(Source data)

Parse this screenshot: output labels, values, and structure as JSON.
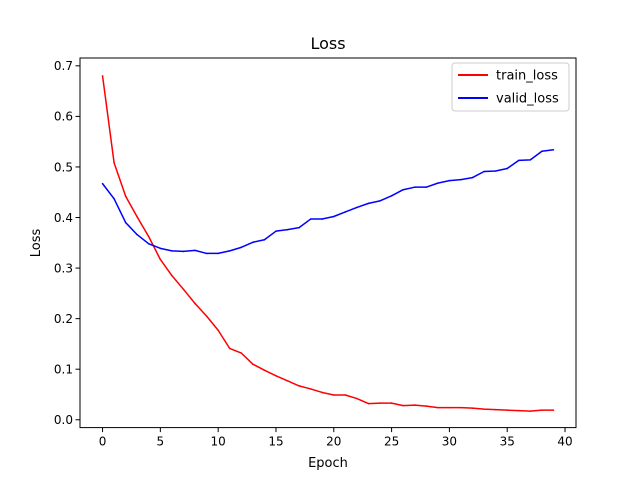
{
  "chart_data": {
    "type": "line",
    "title": "Loss",
    "xlabel": "Epoch",
    "ylabel": "Loss",
    "xlim": [
      -1.95,
      40.95
    ],
    "ylim": [
      -0.0155,
      0.7155
    ],
    "xticks": [
      0,
      5,
      10,
      15,
      20,
      25,
      30,
      35,
      40
    ],
    "yticks": [
      0.0,
      0.1,
      0.2,
      0.3,
      0.4,
      0.5,
      0.6,
      0.7
    ],
    "xtick_labels": [
      "0",
      "5",
      "10",
      "15",
      "20",
      "25",
      "30",
      "35",
      "40"
    ],
    "ytick_labels": [
      "0.0",
      "0.1",
      "0.2",
      "0.3",
      "0.4",
      "0.5",
      "0.6",
      "0.7"
    ],
    "grid": false,
    "legend_position": "top-right",
    "x": [
      0,
      1,
      2,
      3,
      4,
      5,
      6,
      7,
      8,
      9,
      10,
      11,
      12,
      13,
      14,
      15,
      16,
      17,
      18,
      19,
      20,
      21,
      22,
      23,
      24,
      25,
      26,
      27,
      28,
      29,
      30,
      31,
      32,
      33,
      34,
      35,
      36,
      37,
      38,
      39
    ],
    "series": [
      {
        "name": "train_loss",
        "color": "#ff0000",
        "values": [
          0.68,
          0.508,
          0.442,
          0.401,
          0.362,
          0.317,
          0.285,
          0.258,
          0.23,
          0.205,
          0.177,
          0.141,
          0.132,
          0.11,
          0.098,
          0.087,
          0.077,
          0.067,
          0.061,
          0.054,
          0.049,
          0.049,
          0.042,
          0.032,
          0.033,
          0.033,
          0.028,
          0.029,
          0.027,
          0.024,
          0.024,
          0.024,
          0.023,
          0.021,
          0.02,
          0.019,
          0.018,
          0.017,
          0.019,
          0.019
        ]
      },
      {
        "name": "valid_loss",
        "color": "#0000ff",
        "values": [
          0.467,
          0.437,
          0.39,
          0.366,
          0.348,
          0.339,
          0.334,
          0.333,
          0.335,
          0.329,
          0.329,
          0.334,
          0.341,
          0.351,
          0.356,
          0.373,
          0.376,
          0.38,
          0.397,
          0.397,
          0.402,
          0.411,
          0.42,
          0.428,
          0.433,
          0.443,
          0.455,
          0.46,
          0.46,
          0.468,
          0.473,
          0.475,
          0.479,
          0.491,
          0.492,
          0.497,
          0.513,
          0.514,
          0.531,
          0.534
        ]
      }
    ]
  }
}
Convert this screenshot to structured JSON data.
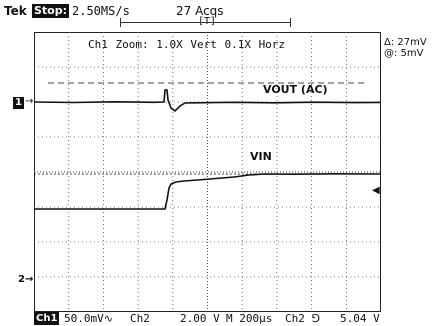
{
  "header": {
    "brand": "Tek",
    "run_state": "Stop:",
    "sample_rate": "2.50MS/s",
    "acquisitions": "27 Acqs",
    "trigger_status": "[T]"
  },
  "display": {
    "zoom_info": "Ch1 Zoom:   1.0X Vert   0.1X Horz",
    "cursor_delta": "Δ: 27mV",
    "cursor_at": "@: 5mV",
    "trace_vout_label": "VOUT (AC)",
    "trace_vin_label": "VIN",
    "ch1_marker": "1",
    "ch2_marker": "2",
    "ch1_arrow": "→",
    "ch2_arrow": "→",
    "trigger_level_arrow": "◀"
  },
  "footer": {
    "ch1_badge": "Ch1",
    "ch1_scale": "50.0mV∿",
    "ch2_label": "Ch2",
    "ch2_scale": "2.00 V",
    "timebase": "M 200µs",
    "trigger_source": "Ch2 ⅁",
    "trigger_level": "5.04 V"
  },
  "colors": {
    "trace": "#111111",
    "grid": "#555555",
    "background": "#ffffff"
  }
}
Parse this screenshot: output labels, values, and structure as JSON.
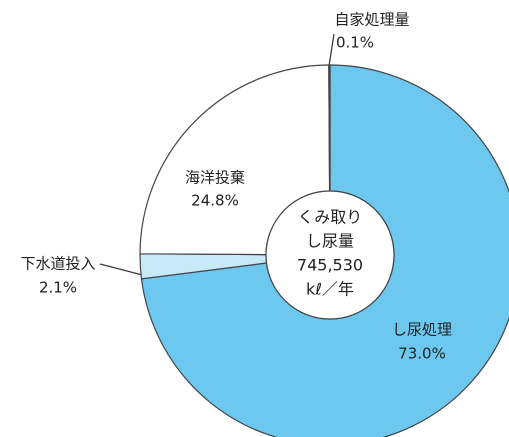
{
  "chart_data": {
    "type": "pie",
    "categories": [
      "し尿処理",
      "下水道投入",
      "海洋投棄",
      "自家処理量"
    ],
    "values": [
      73.0,
      2.1,
      24.8,
      0.1
    ],
    "value_labels": [
      "73.0%",
      "2.1%",
      "24.8%",
      "0.1%"
    ],
    "colors": [
      "#6dc8f0",
      "#c8e9f8",
      "#ffffff",
      "#ffffff"
    ],
    "center_text": [
      "くみ取り",
      "し尿量",
      "745,530",
      "kℓ／年"
    ]
  }
}
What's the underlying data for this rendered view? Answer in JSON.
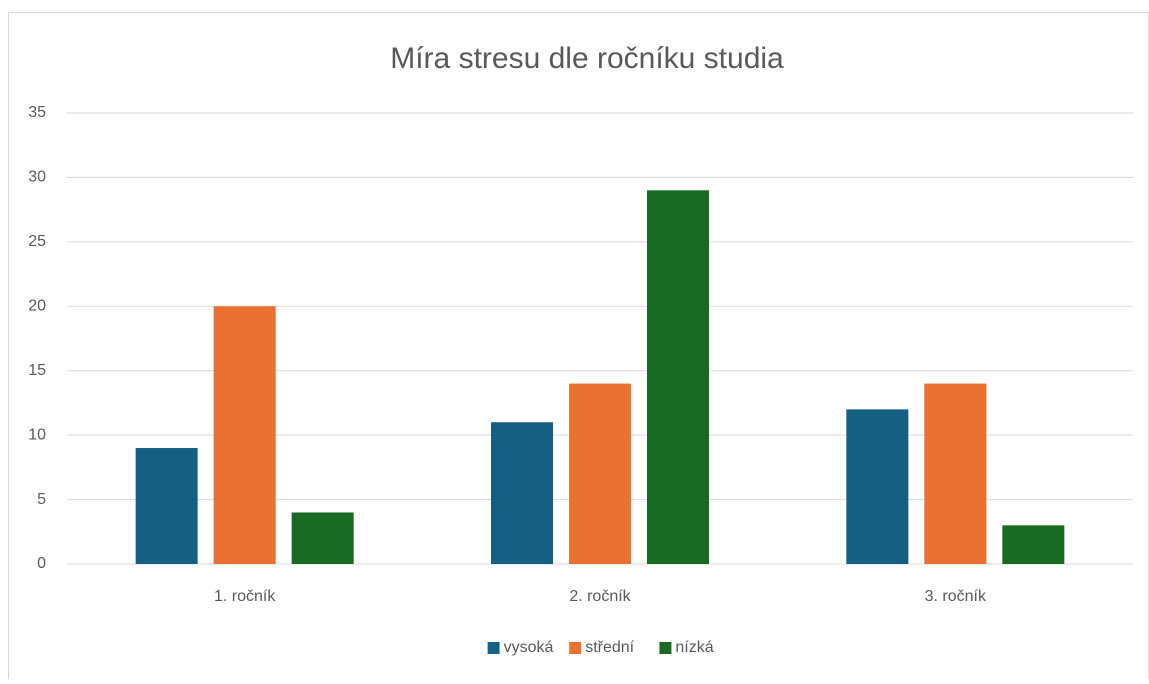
{
  "chart_data": {
    "type": "bar",
    "title": "Míra stresu dle ročníku studia",
    "categories": [
      "1. ročník",
      "2. ročník",
      "3. ročník"
    ],
    "series": [
      {
        "name": "vysoká",
        "color": "#156082",
        "values": [
          9,
          11,
          12
        ]
      },
      {
        "name": "střední",
        "color": "#e97132",
        "values": [
          20,
          14,
          14
        ]
      },
      {
        "name": "nízká",
        "color": "#196b24",
        "values": [
          4,
          29,
          3
        ]
      }
    ],
    "ylim": [
      0,
      35
    ],
    "yticks": [
      0,
      5,
      10,
      15,
      20,
      25,
      30,
      35
    ],
    "grid": true,
    "legend": "bottom"
  }
}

Challenge: The pictures should not appear in the copy; every other part of the records above must be returned exactly.

Correct answer:
Parse this screenshot: output labels, values, and structure as JSON.
{
  "chart_data": {
    "type": "line",
    "title": "Loss",
    "xlabel": "Epoch",
    "ylabel": "Loss",
    "xlim": [
      -1.95,
      40.95
    ],
    "ylim": [
      -0.0155,
      0.7155
    ],
    "xticks": [
      0,
      5,
      10,
      15,
      20,
      25,
      30,
      35,
      40
    ],
    "yticks": [
      0.0,
      0.1,
      0.2,
      0.3,
      0.4,
      0.5,
      0.6,
      0.7
    ],
    "xtick_labels": [
      "0",
      "5",
      "10",
      "15",
      "20",
      "25",
      "30",
      "35",
      "40"
    ],
    "ytick_labels": [
      "0.0",
      "0.1",
      "0.2",
      "0.3",
      "0.4",
      "0.5",
      "0.6",
      "0.7"
    ],
    "grid": false,
    "legend_position": "top-right",
    "x": [
      0,
      1,
      2,
      3,
      4,
      5,
      6,
      7,
      8,
      9,
      10,
      11,
      12,
      13,
      14,
      15,
      16,
      17,
      18,
      19,
      20,
      21,
      22,
      23,
      24,
      25,
      26,
      27,
      28,
      29,
      30,
      31,
      32,
      33,
      34,
      35,
      36,
      37,
      38,
      39
    ],
    "series": [
      {
        "name": "train_loss",
        "color": "#ff0000",
        "values": [
          0.68,
          0.508,
          0.442,
          0.401,
          0.362,
          0.317,
          0.285,
          0.258,
          0.23,
          0.205,
          0.177,
          0.141,
          0.132,
          0.11,
          0.098,
          0.087,
          0.077,
          0.067,
          0.061,
          0.054,
          0.049,
          0.049,
          0.042,
          0.032,
          0.033,
          0.033,
          0.028,
          0.029,
          0.027,
          0.024,
          0.024,
          0.024,
          0.023,
          0.021,
          0.02,
          0.019,
          0.018,
          0.017,
          0.019,
          0.019
        ]
      },
      {
        "name": "valid_loss",
        "color": "#0000ff",
        "values": [
          0.467,
          0.437,
          0.39,
          0.366,
          0.348,
          0.339,
          0.334,
          0.333,
          0.335,
          0.329,
          0.329,
          0.334,
          0.341,
          0.351,
          0.356,
          0.373,
          0.376,
          0.38,
          0.397,
          0.397,
          0.402,
          0.411,
          0.42,
          0.428,
          0.433,
          0.443,
          0.455,
          0.46,
          0.46,
          0.468,
          0.473,
          0.475,
          0.479,
          0.491,
          0.492,
          0.497,
          0.513,
          0.514,
          0.531,
          0.534
        ]
      }
    ]
  }
}
Convert this screenshot to structured JSON data.
{
  "header": {
    "brand": "Tek",
    "run_state": "Stop:",
    "sample_rate": "2.50MS/s",
    "acquisitions": "27 Acqs",
    "trigger_status": "[T]"
  },
  "display": {
    "zoom_info": "Ch1 Zoom:   1.0X Vert   0.1X Horz",
    "cursor_delta": "Δ: 27mV",
    "cursor_at": "@: 5mV",
    "trace_vout_label": "VOUT (AC)",
    "trace_vin_label": "VIN",
    "ch1_marker": "1",
    "ch2_marker": "2",
    "ch1_arrow": "→",
    "ch2_arrow": "→",
    "trigger_level_arrow": "◀"
  },
  "footer": {
    "ch1_badge": "Ch1",
    "ch1_scale": "50.0mV∿",
    "ch2_label": "Ch2",
    "ch2_scale": "2.00 V",
    "timebase": "M 200µs",
    "trigger_source": "Ch2 ⅁",
    "trigger_level": "5.04 V"
  },
  "colors": {
    "trace": "#111111",
    "grid": "#555555",
    "background": "#ffffff"
  }
}
Parse this screenshot: output labels, values, and structure as JSON.
{
  "chart_data": {
    "type": "pie",
    "categories": [
      "し尿処理",
      "下水道投入",
      "海洋投棄",
      "自家処理量"
    ],
    "values": [
      73.0,
      2.1,
      24.8,
      0.1
    ],
    "value_labels": [
      "73.0%",
      "2.1%",
      "24.8%",
      "0.1%"
    ],
    "colors": [
      "#6dc8f0",
      "#c8e9f8",
      "#ffffff",
      "#ffffff"
    ],
    "center_text": [
      "くみ取り",
      "し尿量",
      "745,530",
      "kℓ／年"
    ]
  }
}
What's the underlying data for this rendered view? Answer in JSON.
{
  "chart_data": {
    "type": "bar",
    "title": "Míra stresu dle ročníku studia",
    "categories": [
      "1. ročník",
      "2. ročník",
      "3. ročník"
    ],
    "series": [
      {
        "name": "vysoká",
        "color": "#156082",
        "values": [
          9,
          11,
          12
        ]
      },
      {
        "name": "střední",
        "color": "#e97132",
        "values": [
          20,
          14,
          14
        ]
      },
      {
        "name": "nízká",
        "color": "#196b24",
        "values": [
          4,
          29,
          3
        ]
      }
    ],
    "ylim": [
      0,
      35
    ],
    "yticks": [
      0,
      5,
      10,
      15,
      20,
      25,
      30,
      35
    ],
    "grid": true,
    "legend": "bottom"
  }
}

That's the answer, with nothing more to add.